Work required:
From the entries below, report how many lines contain the string "SRMTID". Give only that number.

(Data entries for graphics)
::::::::
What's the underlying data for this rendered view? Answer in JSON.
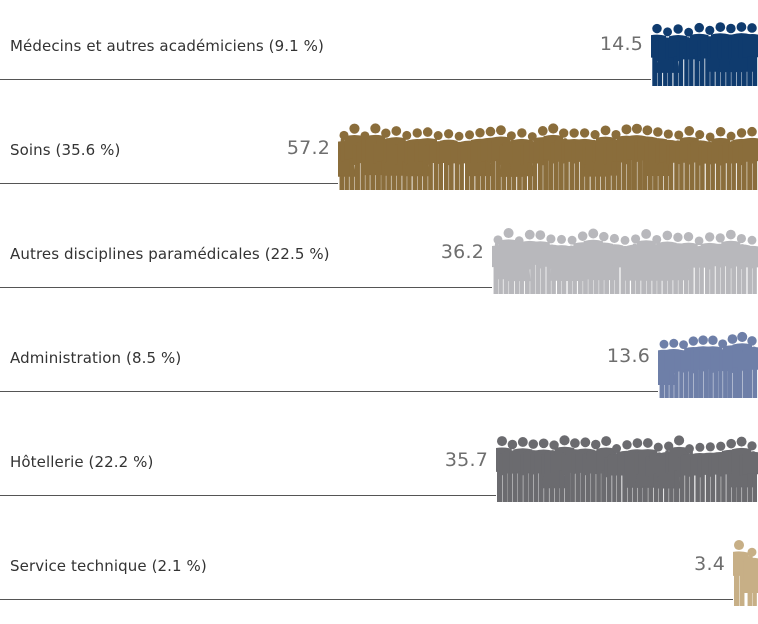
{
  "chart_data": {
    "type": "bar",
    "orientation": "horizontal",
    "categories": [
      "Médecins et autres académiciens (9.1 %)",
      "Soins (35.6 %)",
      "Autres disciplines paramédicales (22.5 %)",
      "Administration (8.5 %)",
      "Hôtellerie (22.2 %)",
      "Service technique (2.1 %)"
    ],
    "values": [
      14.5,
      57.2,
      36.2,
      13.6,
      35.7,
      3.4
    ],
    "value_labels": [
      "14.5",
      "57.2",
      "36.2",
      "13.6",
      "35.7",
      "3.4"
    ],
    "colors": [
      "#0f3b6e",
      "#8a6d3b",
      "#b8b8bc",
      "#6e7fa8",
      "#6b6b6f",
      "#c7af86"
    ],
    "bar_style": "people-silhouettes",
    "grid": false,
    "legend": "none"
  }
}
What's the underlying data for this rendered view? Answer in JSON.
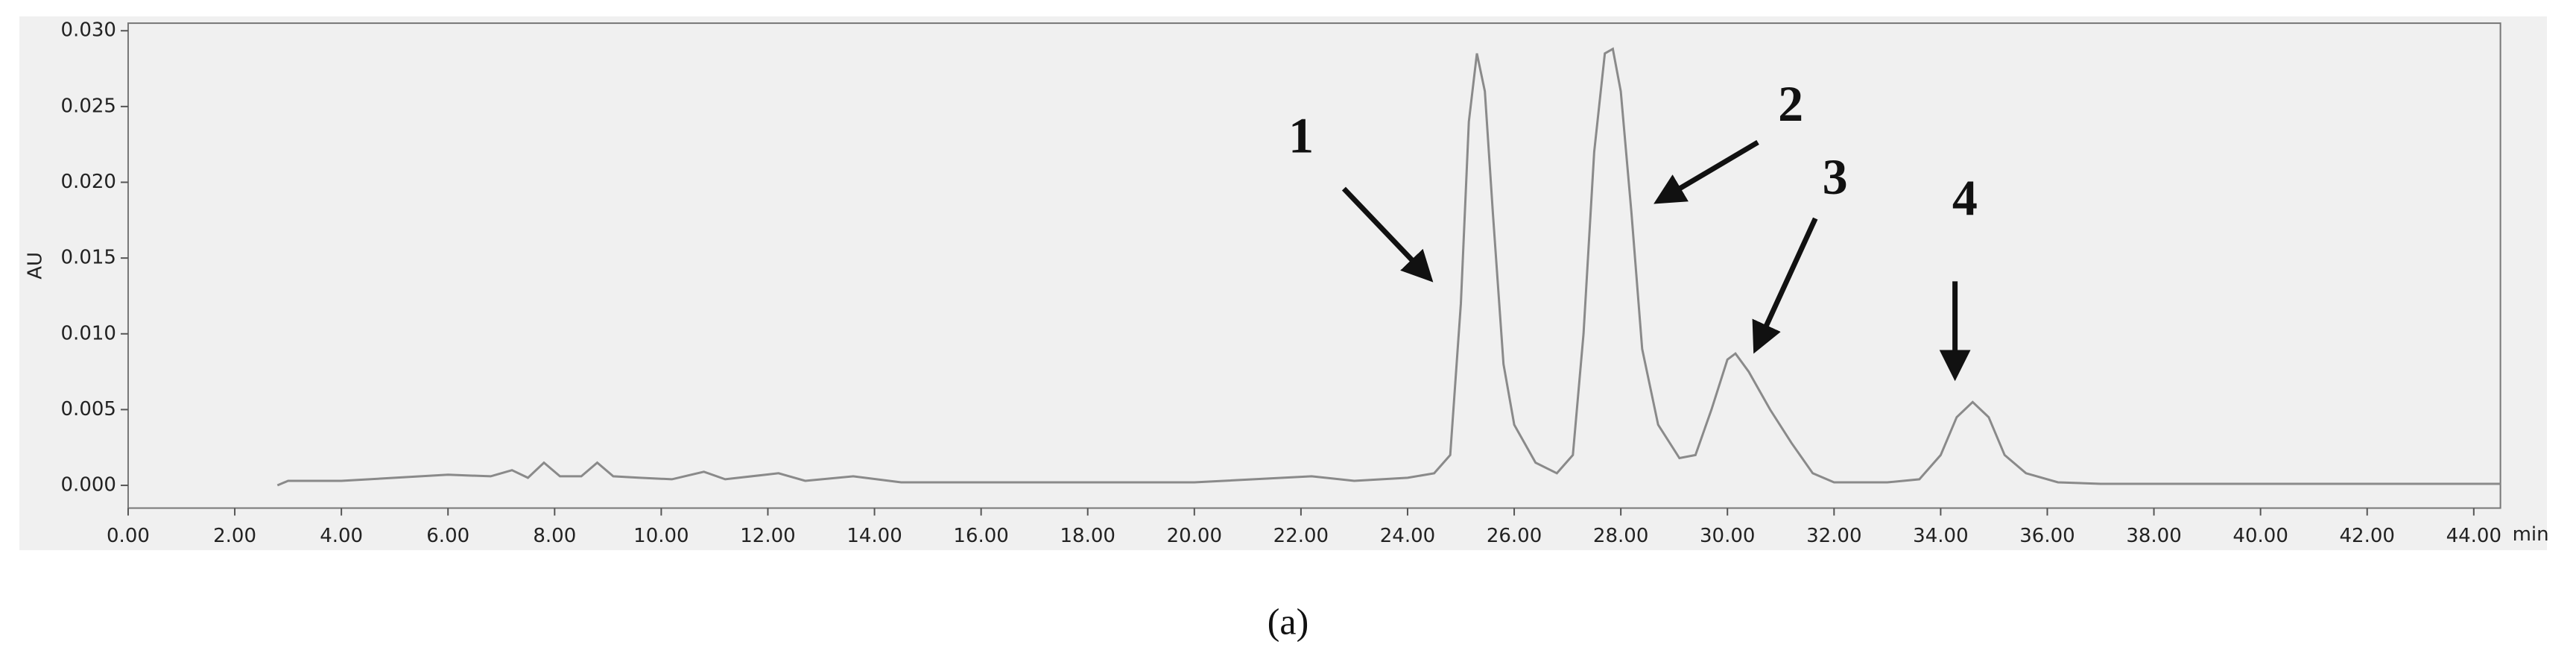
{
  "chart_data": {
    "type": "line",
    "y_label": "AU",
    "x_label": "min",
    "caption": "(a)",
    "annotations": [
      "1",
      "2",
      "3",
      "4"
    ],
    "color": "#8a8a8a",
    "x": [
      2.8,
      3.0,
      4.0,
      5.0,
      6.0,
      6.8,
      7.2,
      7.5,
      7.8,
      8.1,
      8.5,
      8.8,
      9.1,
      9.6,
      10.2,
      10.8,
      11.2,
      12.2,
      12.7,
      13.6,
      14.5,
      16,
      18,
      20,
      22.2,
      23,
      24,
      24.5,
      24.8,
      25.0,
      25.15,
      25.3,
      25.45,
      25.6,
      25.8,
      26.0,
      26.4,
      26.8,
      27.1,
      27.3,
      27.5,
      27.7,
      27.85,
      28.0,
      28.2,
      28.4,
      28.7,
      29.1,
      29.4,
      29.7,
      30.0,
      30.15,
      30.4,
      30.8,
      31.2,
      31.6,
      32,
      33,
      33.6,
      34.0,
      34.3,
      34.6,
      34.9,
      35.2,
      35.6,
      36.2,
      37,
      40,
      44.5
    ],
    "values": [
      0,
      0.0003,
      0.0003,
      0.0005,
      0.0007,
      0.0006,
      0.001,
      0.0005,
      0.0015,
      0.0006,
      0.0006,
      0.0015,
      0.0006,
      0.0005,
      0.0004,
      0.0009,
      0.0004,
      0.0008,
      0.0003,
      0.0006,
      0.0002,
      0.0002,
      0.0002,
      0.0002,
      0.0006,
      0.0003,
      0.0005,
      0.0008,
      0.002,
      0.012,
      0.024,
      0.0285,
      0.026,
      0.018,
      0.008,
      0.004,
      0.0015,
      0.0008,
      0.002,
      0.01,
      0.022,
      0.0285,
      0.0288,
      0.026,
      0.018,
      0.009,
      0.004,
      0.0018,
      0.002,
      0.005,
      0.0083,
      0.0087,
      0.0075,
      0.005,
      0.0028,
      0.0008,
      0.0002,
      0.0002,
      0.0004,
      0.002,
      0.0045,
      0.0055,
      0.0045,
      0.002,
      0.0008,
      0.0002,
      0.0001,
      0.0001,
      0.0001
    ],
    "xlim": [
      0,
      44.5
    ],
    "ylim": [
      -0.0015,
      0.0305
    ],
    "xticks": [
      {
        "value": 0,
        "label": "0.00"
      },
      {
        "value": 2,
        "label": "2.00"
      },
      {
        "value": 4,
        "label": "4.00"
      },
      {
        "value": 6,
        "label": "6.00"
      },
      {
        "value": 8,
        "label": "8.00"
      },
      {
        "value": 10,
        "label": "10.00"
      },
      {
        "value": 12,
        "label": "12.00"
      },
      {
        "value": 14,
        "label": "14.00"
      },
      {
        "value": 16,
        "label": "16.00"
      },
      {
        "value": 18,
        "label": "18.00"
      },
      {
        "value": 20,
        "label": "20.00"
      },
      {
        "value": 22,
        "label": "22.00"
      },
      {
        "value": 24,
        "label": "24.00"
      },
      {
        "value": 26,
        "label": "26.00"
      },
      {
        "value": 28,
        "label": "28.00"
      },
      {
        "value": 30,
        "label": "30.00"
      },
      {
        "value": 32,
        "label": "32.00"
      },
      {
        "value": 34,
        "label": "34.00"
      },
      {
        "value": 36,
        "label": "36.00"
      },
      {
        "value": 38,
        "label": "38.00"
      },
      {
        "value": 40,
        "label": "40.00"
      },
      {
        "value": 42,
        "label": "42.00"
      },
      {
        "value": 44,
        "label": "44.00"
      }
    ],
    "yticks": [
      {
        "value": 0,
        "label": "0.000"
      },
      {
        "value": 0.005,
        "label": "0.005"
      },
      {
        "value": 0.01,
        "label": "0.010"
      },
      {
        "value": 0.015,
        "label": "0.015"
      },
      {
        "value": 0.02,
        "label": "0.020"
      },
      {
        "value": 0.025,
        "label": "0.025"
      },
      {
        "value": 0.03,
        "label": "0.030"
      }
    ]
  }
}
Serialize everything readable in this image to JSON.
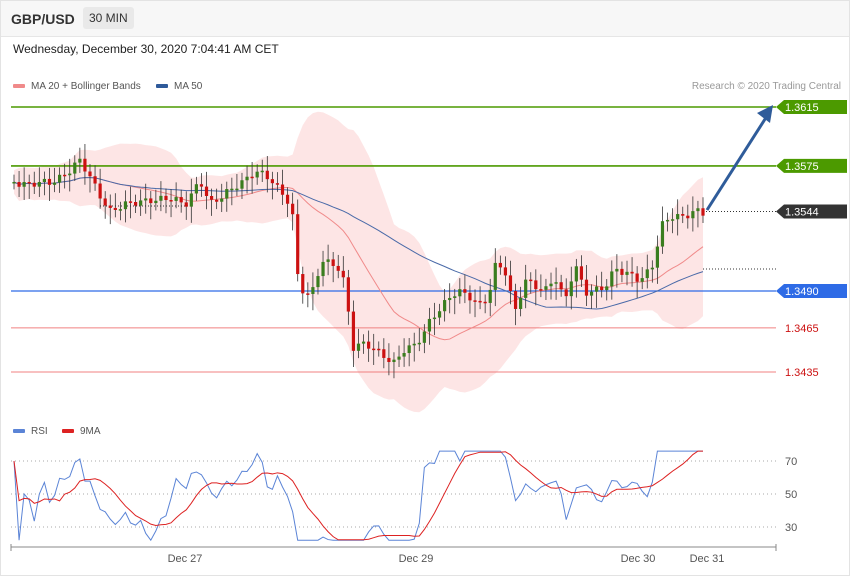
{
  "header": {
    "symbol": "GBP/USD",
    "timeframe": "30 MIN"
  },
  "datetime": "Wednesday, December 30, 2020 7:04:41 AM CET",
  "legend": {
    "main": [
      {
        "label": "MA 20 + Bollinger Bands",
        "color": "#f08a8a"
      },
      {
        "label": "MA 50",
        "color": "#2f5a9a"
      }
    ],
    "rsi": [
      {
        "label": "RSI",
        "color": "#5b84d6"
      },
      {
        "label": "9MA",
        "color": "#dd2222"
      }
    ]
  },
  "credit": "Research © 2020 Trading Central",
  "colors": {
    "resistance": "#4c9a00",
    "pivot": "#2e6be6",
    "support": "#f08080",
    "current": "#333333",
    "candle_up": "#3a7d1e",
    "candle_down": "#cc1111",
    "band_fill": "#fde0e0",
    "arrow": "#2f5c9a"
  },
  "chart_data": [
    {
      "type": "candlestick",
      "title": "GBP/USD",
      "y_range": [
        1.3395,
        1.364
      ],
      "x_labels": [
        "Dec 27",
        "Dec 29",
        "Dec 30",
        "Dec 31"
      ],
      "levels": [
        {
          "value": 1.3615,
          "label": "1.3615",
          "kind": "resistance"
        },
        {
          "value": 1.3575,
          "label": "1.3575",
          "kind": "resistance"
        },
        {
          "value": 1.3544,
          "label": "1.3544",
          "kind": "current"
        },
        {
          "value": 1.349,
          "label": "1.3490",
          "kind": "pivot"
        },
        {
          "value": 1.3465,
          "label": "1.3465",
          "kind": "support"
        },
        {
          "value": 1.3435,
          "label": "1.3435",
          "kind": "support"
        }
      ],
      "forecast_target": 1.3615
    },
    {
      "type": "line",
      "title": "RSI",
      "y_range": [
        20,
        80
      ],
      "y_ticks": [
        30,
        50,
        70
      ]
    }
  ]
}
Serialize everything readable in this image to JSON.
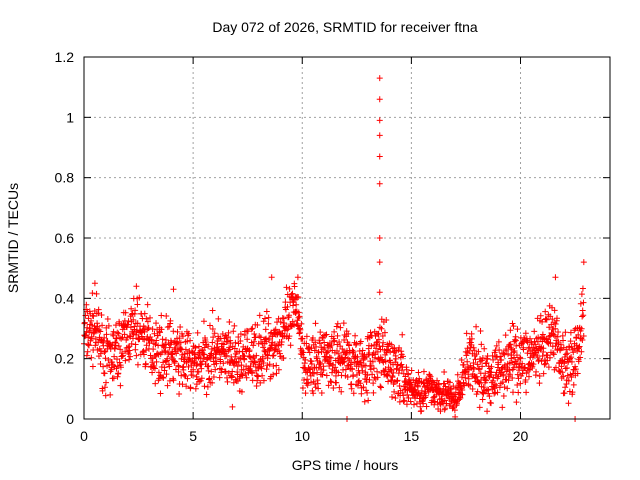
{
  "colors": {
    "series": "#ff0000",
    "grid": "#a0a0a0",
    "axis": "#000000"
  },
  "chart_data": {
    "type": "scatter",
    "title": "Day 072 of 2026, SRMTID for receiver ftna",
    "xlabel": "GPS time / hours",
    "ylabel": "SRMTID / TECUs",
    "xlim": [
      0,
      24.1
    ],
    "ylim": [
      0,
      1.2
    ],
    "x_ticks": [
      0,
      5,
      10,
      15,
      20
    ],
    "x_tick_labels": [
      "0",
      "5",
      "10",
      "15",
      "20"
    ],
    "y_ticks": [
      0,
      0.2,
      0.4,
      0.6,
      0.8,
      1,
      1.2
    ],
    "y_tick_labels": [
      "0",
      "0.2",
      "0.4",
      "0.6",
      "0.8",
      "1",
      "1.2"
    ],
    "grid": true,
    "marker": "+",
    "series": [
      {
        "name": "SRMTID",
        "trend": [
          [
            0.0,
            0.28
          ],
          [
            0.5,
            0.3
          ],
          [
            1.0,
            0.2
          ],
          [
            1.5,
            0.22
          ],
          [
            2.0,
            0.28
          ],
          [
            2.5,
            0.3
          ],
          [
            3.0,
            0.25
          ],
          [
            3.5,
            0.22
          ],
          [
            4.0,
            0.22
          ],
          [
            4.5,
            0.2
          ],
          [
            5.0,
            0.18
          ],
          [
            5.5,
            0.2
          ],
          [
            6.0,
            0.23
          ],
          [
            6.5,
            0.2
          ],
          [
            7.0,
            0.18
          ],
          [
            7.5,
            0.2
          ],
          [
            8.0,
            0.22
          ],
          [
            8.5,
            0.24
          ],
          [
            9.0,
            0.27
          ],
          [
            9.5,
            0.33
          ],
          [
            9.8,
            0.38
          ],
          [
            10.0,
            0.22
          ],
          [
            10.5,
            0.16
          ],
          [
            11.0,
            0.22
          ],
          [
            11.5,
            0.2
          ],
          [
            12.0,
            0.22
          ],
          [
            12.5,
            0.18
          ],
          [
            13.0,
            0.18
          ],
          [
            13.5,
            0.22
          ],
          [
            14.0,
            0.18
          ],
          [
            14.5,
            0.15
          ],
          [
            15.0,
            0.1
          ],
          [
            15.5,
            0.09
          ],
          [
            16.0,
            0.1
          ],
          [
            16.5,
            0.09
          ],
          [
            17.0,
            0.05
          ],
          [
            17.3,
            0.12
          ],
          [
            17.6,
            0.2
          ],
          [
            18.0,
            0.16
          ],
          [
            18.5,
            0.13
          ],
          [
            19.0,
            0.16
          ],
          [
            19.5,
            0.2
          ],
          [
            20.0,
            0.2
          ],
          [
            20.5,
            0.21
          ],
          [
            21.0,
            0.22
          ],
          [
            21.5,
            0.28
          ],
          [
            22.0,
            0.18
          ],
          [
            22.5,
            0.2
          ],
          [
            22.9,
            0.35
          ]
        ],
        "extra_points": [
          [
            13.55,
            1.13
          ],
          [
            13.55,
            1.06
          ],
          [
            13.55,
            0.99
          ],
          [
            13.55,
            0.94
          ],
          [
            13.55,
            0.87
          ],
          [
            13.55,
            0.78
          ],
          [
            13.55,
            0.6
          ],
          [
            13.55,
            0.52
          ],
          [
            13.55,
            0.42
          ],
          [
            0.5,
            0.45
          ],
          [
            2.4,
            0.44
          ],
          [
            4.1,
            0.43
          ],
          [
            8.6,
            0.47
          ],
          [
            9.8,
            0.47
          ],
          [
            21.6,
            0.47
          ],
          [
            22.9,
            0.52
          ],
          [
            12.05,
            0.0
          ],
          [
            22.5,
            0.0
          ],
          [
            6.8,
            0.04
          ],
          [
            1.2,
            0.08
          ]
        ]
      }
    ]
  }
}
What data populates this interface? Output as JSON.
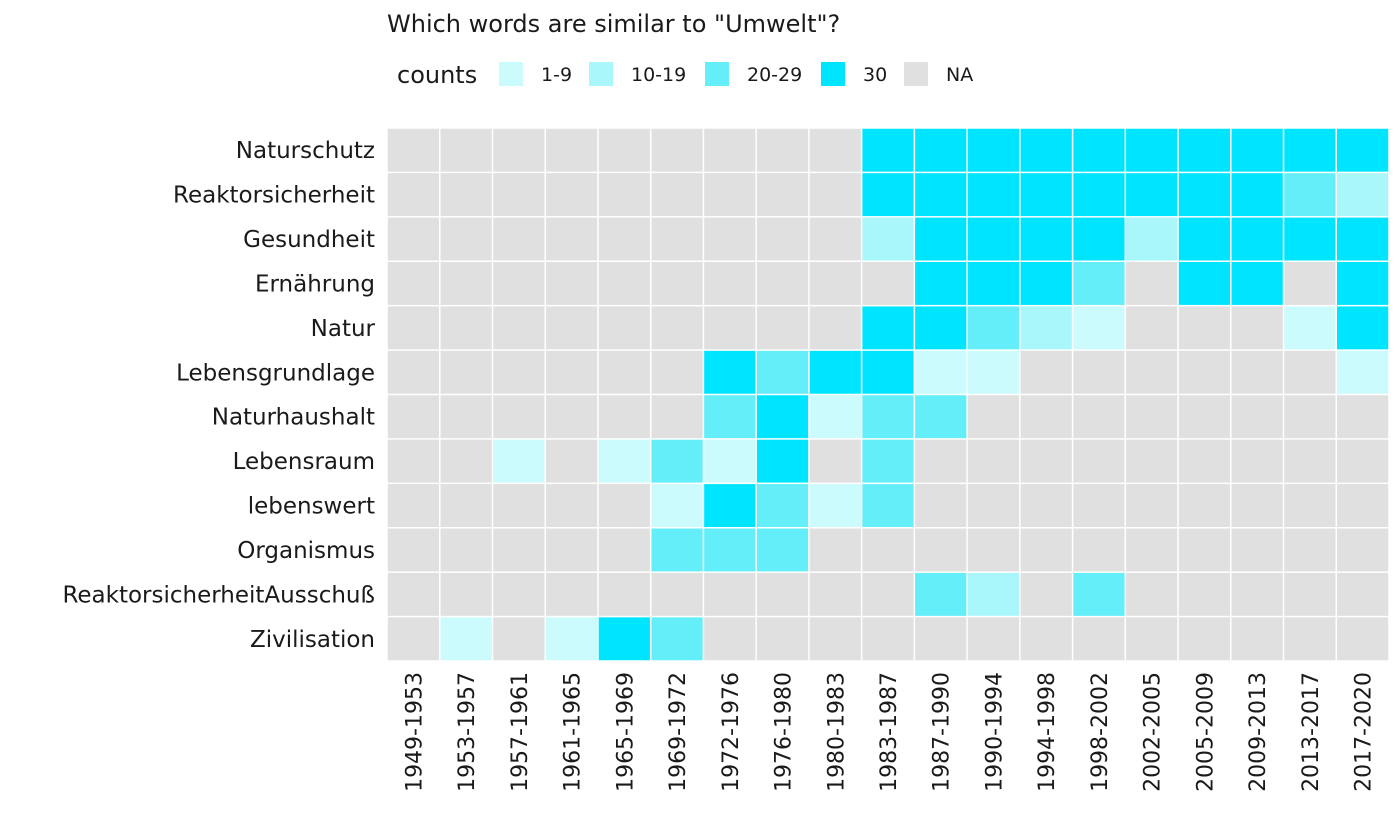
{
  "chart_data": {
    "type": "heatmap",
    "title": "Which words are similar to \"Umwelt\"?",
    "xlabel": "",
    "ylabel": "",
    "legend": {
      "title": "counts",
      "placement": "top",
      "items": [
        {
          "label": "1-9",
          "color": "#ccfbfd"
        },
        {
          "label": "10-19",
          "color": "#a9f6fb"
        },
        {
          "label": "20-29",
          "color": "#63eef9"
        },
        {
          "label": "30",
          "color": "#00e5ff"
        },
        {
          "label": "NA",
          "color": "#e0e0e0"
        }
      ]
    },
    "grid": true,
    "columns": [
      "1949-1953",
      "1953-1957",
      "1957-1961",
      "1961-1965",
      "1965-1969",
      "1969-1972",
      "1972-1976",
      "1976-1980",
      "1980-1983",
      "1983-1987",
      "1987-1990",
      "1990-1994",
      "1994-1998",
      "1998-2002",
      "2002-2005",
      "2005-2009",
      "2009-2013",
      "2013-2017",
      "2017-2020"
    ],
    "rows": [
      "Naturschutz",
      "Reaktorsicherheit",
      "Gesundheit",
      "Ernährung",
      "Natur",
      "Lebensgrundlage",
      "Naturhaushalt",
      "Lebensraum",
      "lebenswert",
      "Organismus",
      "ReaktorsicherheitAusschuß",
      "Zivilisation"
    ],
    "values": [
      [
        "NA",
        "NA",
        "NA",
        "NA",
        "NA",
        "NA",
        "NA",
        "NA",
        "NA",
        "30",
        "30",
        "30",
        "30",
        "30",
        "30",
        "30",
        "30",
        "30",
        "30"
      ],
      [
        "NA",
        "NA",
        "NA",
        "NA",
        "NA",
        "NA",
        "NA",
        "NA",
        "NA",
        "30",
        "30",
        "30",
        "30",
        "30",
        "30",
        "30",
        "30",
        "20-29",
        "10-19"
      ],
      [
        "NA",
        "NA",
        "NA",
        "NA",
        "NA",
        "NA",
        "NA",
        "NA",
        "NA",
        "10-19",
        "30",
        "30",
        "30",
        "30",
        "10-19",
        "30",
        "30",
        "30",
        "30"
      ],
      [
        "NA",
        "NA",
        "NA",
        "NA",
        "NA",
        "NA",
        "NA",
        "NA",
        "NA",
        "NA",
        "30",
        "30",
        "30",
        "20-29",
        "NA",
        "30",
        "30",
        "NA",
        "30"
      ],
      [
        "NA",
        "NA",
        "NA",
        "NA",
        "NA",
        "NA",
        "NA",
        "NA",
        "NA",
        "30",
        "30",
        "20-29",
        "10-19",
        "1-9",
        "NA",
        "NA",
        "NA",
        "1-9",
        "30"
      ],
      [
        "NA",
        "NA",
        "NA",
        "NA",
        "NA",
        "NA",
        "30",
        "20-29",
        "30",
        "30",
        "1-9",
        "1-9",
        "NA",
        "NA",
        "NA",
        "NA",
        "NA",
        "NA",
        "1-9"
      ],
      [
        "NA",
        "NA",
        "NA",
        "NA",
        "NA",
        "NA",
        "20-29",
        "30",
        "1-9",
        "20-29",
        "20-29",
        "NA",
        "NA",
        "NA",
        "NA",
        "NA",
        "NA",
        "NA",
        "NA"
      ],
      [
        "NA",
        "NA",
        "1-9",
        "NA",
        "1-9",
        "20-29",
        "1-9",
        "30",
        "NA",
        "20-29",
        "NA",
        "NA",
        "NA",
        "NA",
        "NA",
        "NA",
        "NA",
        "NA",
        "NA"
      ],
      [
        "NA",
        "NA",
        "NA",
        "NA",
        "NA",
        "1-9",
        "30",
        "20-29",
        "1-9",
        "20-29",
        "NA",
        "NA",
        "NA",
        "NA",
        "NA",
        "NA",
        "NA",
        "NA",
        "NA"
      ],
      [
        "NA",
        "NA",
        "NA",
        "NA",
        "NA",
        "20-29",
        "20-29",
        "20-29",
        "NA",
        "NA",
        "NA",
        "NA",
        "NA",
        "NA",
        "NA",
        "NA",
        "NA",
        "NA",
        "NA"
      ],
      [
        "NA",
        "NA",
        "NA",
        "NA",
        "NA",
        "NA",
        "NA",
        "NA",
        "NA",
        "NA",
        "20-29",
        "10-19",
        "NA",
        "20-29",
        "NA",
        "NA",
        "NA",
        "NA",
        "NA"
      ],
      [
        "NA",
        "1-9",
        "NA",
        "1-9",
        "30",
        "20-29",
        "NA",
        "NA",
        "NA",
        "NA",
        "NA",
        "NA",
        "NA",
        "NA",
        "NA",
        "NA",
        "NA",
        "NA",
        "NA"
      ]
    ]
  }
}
::::::::
Exercise answer:
3